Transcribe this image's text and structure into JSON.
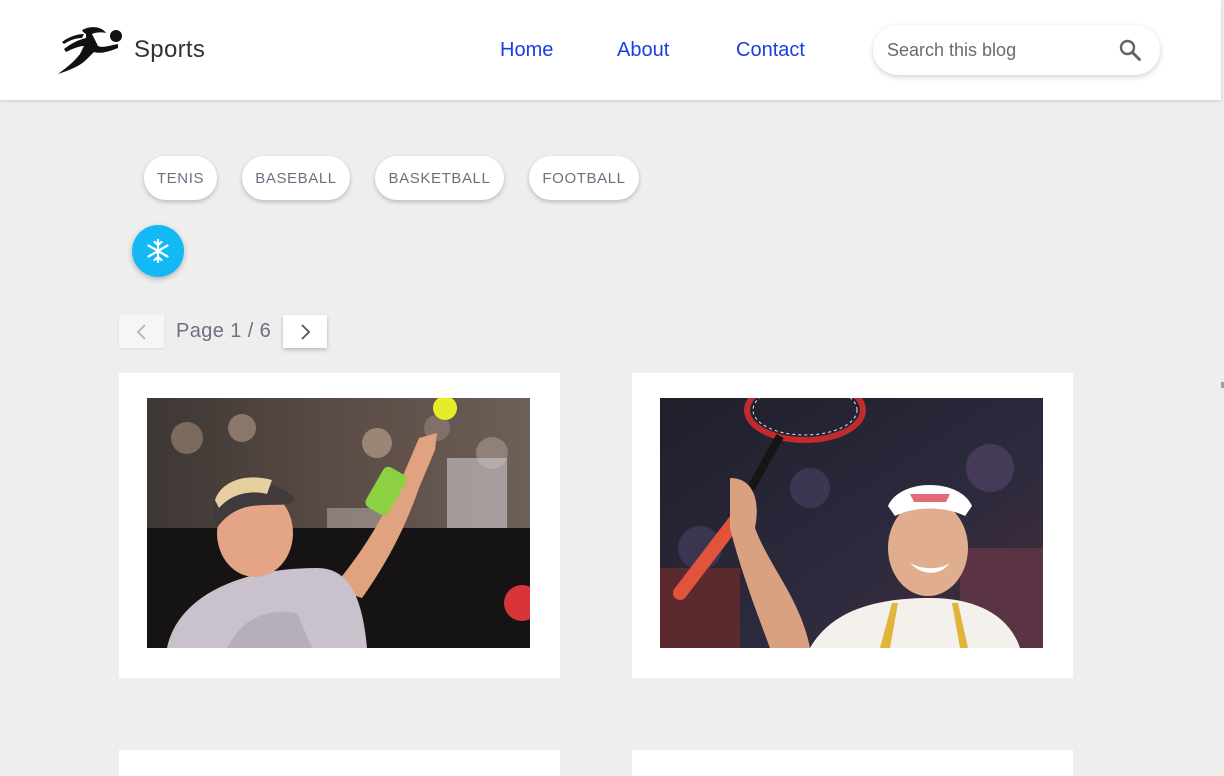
{
  "header": {
    "site_title": "Sports",
    "logo_icon": "runner-logo-icon",
    "nav": [
      {
        "label": "Home"
      },
      {
        "label": "About"
      },
      {
        "label": "Contact"
      }
    ],
    "search": {
      "placeholder": "Search this blog",
      "value": "",
      "icon": "search-icon"
    }
  },
  "categories": [
    {
      "label": "TENIS"
    },
    {
      "label": "BASEBALL"
    },
    {
      "label": "BASKETBALL"
    },
    {
      "label": "FOOTBALL"
    }
  ],
  "fab": {
    "icon": "snowflake-icon",
    "color": "#13b9f5"
  },
  "pagination": {
    "text": "Page 1 / 6",
    "current": 1,
    "total": 6,
    "prev_icon": "chevron-left-icon",
    "next_icon": "chevron-right-icon"
  },
  "posts": [
    {
      "image_subject": "male tennis player serving"
    },
    {
      "image_subject": "female tennis player celebrating with racket"
    },
    {
      "image_subject": ""
    },
    {
      "image_subject": ""
    }
  ],
  "colors": {
    "nav_link": "#1a3fe0",
    "page_background": "#eeeeee",
    "chip_text": "#6e7080"
  }
}
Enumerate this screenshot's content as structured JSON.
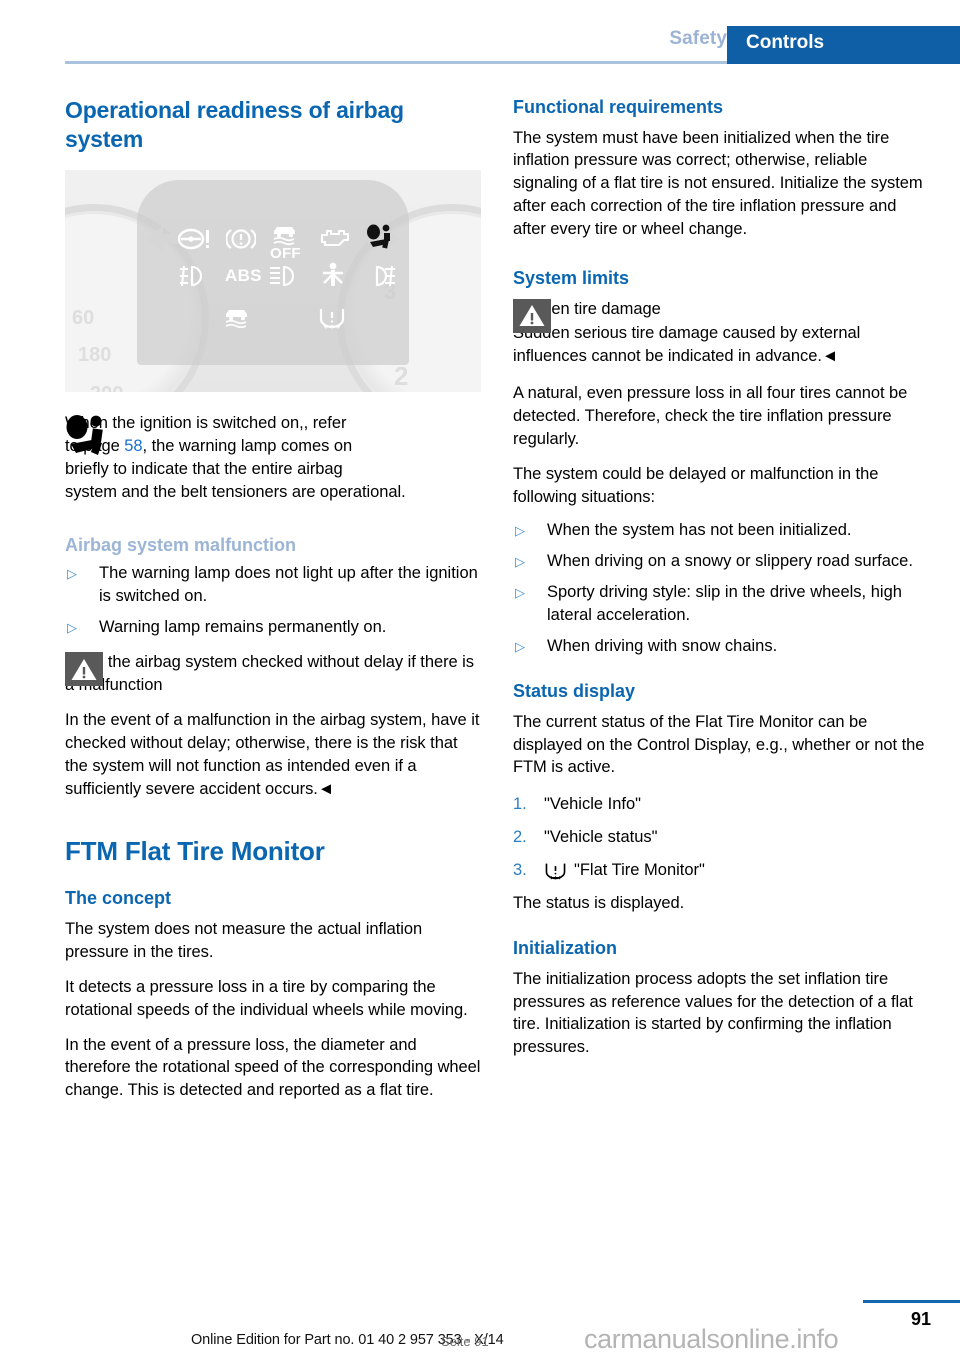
{
  "header": {
    "tab_inactive": "Safety",
    "tab_active": "Controls",
    "accent_blue": "#0f5fa6",
    "muted_blue": "#9bb3d4"
  },
  "figure": {
    "name": "instrument-cluster-warning-lamps",
    "gauge_numbers": [
      "60",
      "180",
      "200",
      "2",
      "3"
    ],
    "tell_tales": [
      "steering-warning-icon",
      "brake-warning-icon",
      "dsc-off-icon",
      "check-engine-icon",
      "airbag-warning-icon",
      "fog-lamp-icon",
      "abs-icon",
      "low-beam-icon",
      "seatbelt-icon",
      "high-beam-icon",
      "dsc-icon",
      "tire-pressure-icon"
    ],
    "dsc_off_label": "OFF",
    "abs_label": "ABS"
  },
  "left_column": {
    "title": "Operational readiness of airbag system",
    "hint": {
      "icon": "airbag-person-icon",
      "line1": "When the ignition is switched on,, refer",
      "line2_pre": "to page ",
      "page_ref": "58",
      "line2_post": ", the warning lamp comes on",
      "line3": "briefly to indicate that the entire airbag",
      "line4": "system and the belt tensioners are operational."
    },
    "malfunction_heading": "Airbag system malfunction",
    "malfunction_bullets": [
      "The warning lamp does not light up after the ignition is switched on.",
      "Warning lamp remains permanently on."
    ],
    "warning": {
      "icon": "warning-triangle-icon",
      "text": "Have the airbag system checked without delay if there is a malfunction",
      "body": "In the event of a malfunction in the airbag system, have it checked without delay; otherwise, there is the risk that the system will not function as intended even if a sufficiently severe accident occurs.◄"
    },
    "ftm_title": "FTM Flat Tire Monitor",
    "concept_heading": "The concept",
    "concept_paragraphs": [
      "The system does not measure the actual inflation pressure in the tires.",
      "It detects a pressure loss in a tire by comparing the rotational speeds of the individual wheels while moving.",
      "In the event of a pressure loss, the diameter and therefore the rotational speed of the corresponding wheel change. This is detected and reported as a flat tire."
    ]
  },
  "right_column": {
    "functional_heading": "Functional requirements",
    "functional_body": "The system must have been initialized when the tire inflation pressure was correct; otherwise, reliable signaling of a flat tire is not ensured. Initialize the system after each correction of the tire inflation pressure and after every tire or wheel change.",
    "system_limits_heading": "System limits",
    "system_limits_warning": {
      "icon": "warning-triangle-icon",
      "title": "Sudden tire damage",
      "body": "Sudden serious tire damage caused by external influences cannot be indicated in advance.◄"
    },
    "limits_paragraphs": [
      "A natural, even pressure loss in all four tires cannot be detected. Therefore, check the tire inflation pressure regularly.",
      "The system could be delayed or malfunction in the following situations:"
    ],
    "limits_bullets": [
      "When the system has not been initialized.",
      "When driving on a snowy or slippery road surface.",
      "Sporty driving style: slip in the drive wheels, high lateral acceleration.",
      "When driving with snow chains."
    ],
    "status_heading": "Status display",
    "status_body": "The current status of the Flat Tire Monitor can be displayed on the Control Display, e.g., whether or not the FTM is active.",
    "status_steps": [
      {
        "num": "1.",
        "label": "\"Vehicle Info\"",
        "icon": ""
      },
      {
        "num": "2.",
        "label": "\"Vehicle status\"",
        "icon": ""
      },
      {
        "num": "3.",
        "label": "\"Flat Tire Monitor\"",
        "icon": "tire-pressure-icon"
      }
    ],
    "status_footer": "The status is displayed.",
    "init_heading": "Initialization",
    "init_body": "The initialization process adopts the set inflation tire pressures as reference values for the detection of a flat tire. Initialization is started by confirming the inflation pressures."
  },
  "footer": {
    "page_number": "91",
    "edition": "Online Edition for Part no. 01 40 2 957 353 - X/14",
    "seite": "Seite 91",
    "watermark": "carmanualsonline.info"
  }
}
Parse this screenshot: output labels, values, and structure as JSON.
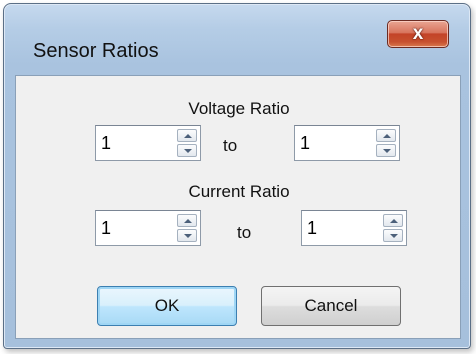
{
  "window": {
    "title": "Sensor Ratios",
    "close_glyph": "x"
  },
  "voltage": {
    "label": "Voltage Ratio",
    "from_value": "1",
    "to_label": "to",
    "to_value": "1"
  },
  "current": {
    "label": "Current Ratio",
    "from_value": "1",
    "to_label": "to",
    "to_value": "1"
  },
  "buttons": {
    "ok_label": "OK",
    "cancel_label": "Cancel"
  },
  "icons": {
    "close": "close-icon",
    "spin_up": "chevron-up-icon",
    "spin_down": "chevron-down-icon"
  },
  "colors": {
    "close_button": "#c7512f",
    "default_button_focus": "#3c7fb1",
    "frame": "#b5cde6"
  }
}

→ Aim of the exercise
Where a line of the material above holds the string "values", copy that line.

→ Correct output
    "init_body": "The initialization process adopts the set inflation tire pressures as reference values for the detection of a flat tire. Initialization is started by confirming the inflation pressures."
Parse this screenshot: output labels, values, and structure as JSON.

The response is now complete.